**SET PROBLEM:**
Restate all of the entries exactly, dropping any pictures they hold.

Records excerpted from a collection
╭──
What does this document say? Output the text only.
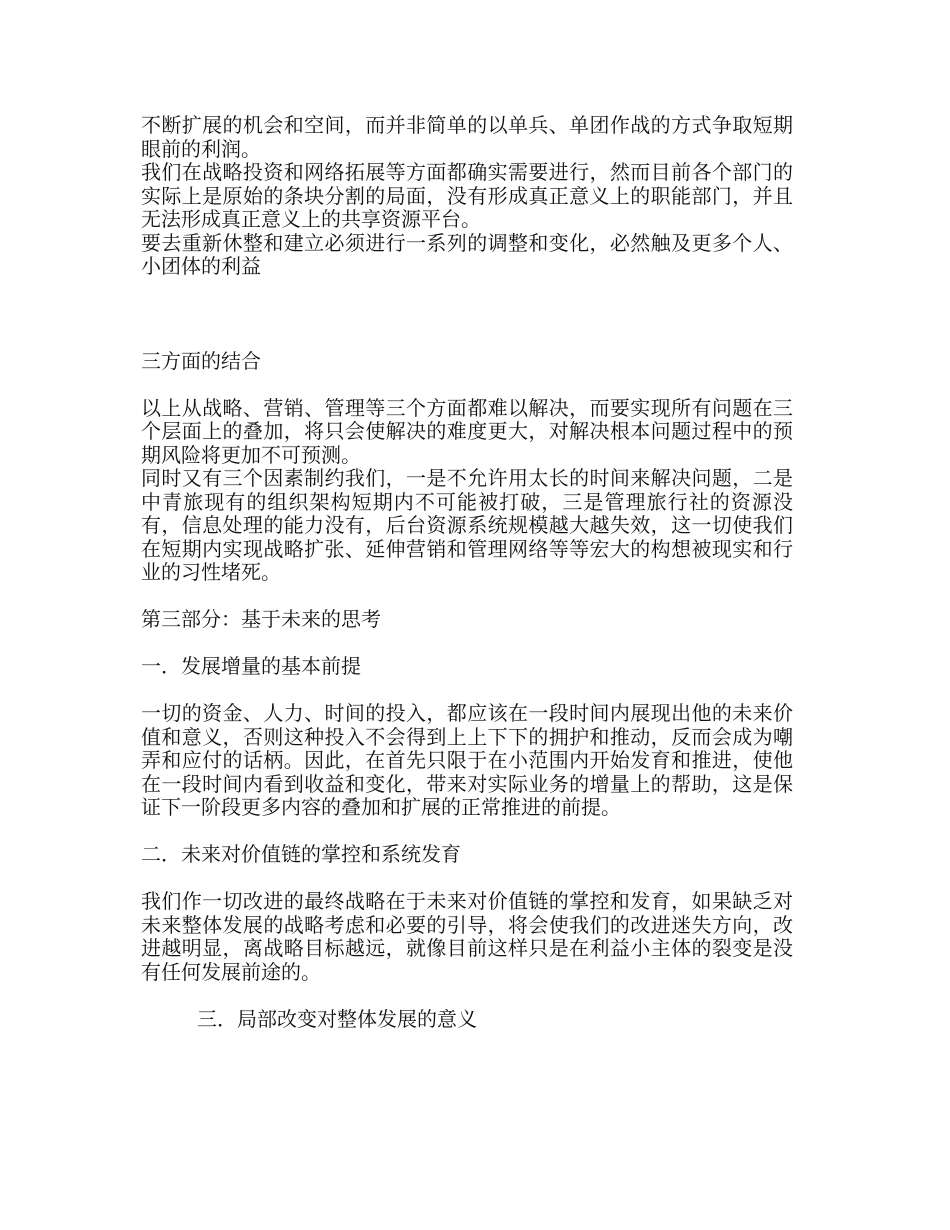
不断扩展的机会和空间，而并非简单的以单兵、单团作战的方式争取短期眼前的利润。

我们在战略投资和网络拓展等方面都确实需要进行，然而目前各个部门的实际上是原始的条块分割的局面，没有形成真正意义上的职能部门，并且无法形成真正意义上的共享资源平台。

要去重新休整和建立必须进行一系列的调整和变化，必然触及更多个人、小团体的利益

三方面的结合

以上从战略、营销、管理等三个方面都难以解决，而要实现所有问题在三个层面上的叠加，将只会使解决的难度更大，对解决根本问题过程中的预期风险将更加不可预测。

同时又有三个因素制约我们，一是不允许用太长的时间来解决问题，二是中青旅现有的组织架构短期内不可能被打破，三是管理旅行社的资源没有，信息处理的能力没有，后台资源系统规模越大越失效，这一切使我们在短期内实现战略扩张、延伸营销和管理网络等等宏大的构想被现实和行业的习性堵死。

第三部分：基于未来的思考

一．发展增量的基本前提

一切的资金、人力、时间的投入，都应该在一段时间内展现出他的未来价值和意义，否则这种投入不会得到上上下下的拥护和推动，反而会成为嘲弄和应付的话柄。因此，在首先只限于在小范围内开始发育和推进，使他在一段时间内看到收益和变化，带来对实际业务的增量上的帮助，这是保证下一阶段更多内容的叠加和扩展的正常推进的前提。

二．未来对价值链的掌控和系统发育

我们作一切改进的最终战略在于未来对价值链的掌控和发育，如果缺乏对未来整体发展的战略考虑和必要的引导，将会使我们的改进迷失方向，改进越明显，离战略目标越远，就像目前这样只是在利益小主体的裂变是没有任何发展前途的。

三．局部改变对整体发展的意义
╰──
**SOLUTION TO THIS TASK:**
What does this document say? Output the text only.
不断扩展的机会和空间，而并非简单的以单兵、单团作战的方式争取短期眼前的利润。

我们在战略投资和网络拓展等方面都确实需要进行，然而目前各个部门的实际上是原始的条块分割的局面，没有形成真正意义上的职能部门，并且无法形成真正意义上的共享资源平台。

要去重新休整和建立必须进行一系列的调整和变化，必然触及更多个人、小团体的利益

三方面的结合

以上从战略、营销、管理等三个方面都难以解决，而要实现所有问题在三个层面上的叠加，将只会使解决的难度更大，对解决根本问题过程中的预期风险将更加不可预测。

同时又有三个因素制约我们，一是不允许用太长的时间来解决问题，二是中青旅现有的组织架构短期内不可能被打破，三是管理旅行社的资源没有，信息处理的能力没有，后台资源系统规模越大越失效，这一切使我们在短期内实现战略扩张、延伸营销和管理网络等等宏大的构想被现实和行业的习性堵死。

第三部分：基于未来的思考

一．发展增量的基本前提

一切的资金、人力、时间的投入，都应该在一段时间内展现出他的未来价值和意义，否则这种投入不会得到上上下下的拥护和推动，反而会成为嘲弄和应付的话柄。因此，在首先只限于在小范围内开始发育和推进，使他在一段时间内看到收益和变化，带来对实际业务的增量上的帮助，这是保证下一阶段更多内容的叠加和扩展的正常推进的前提。

二．未来对价值链的掌控和系统发育

我们作一切改进的最终战略在于未来对价值链的掌控和发育，如果缺乏对未来整体发展的战略考虑和必要的引导，将会使我们的改进迷失方向，改进越明显，离战略目标越远，就像目前这样只是在利益小主体的裂变是没有任何发展前途的。

三．局部改变对整体发展的意义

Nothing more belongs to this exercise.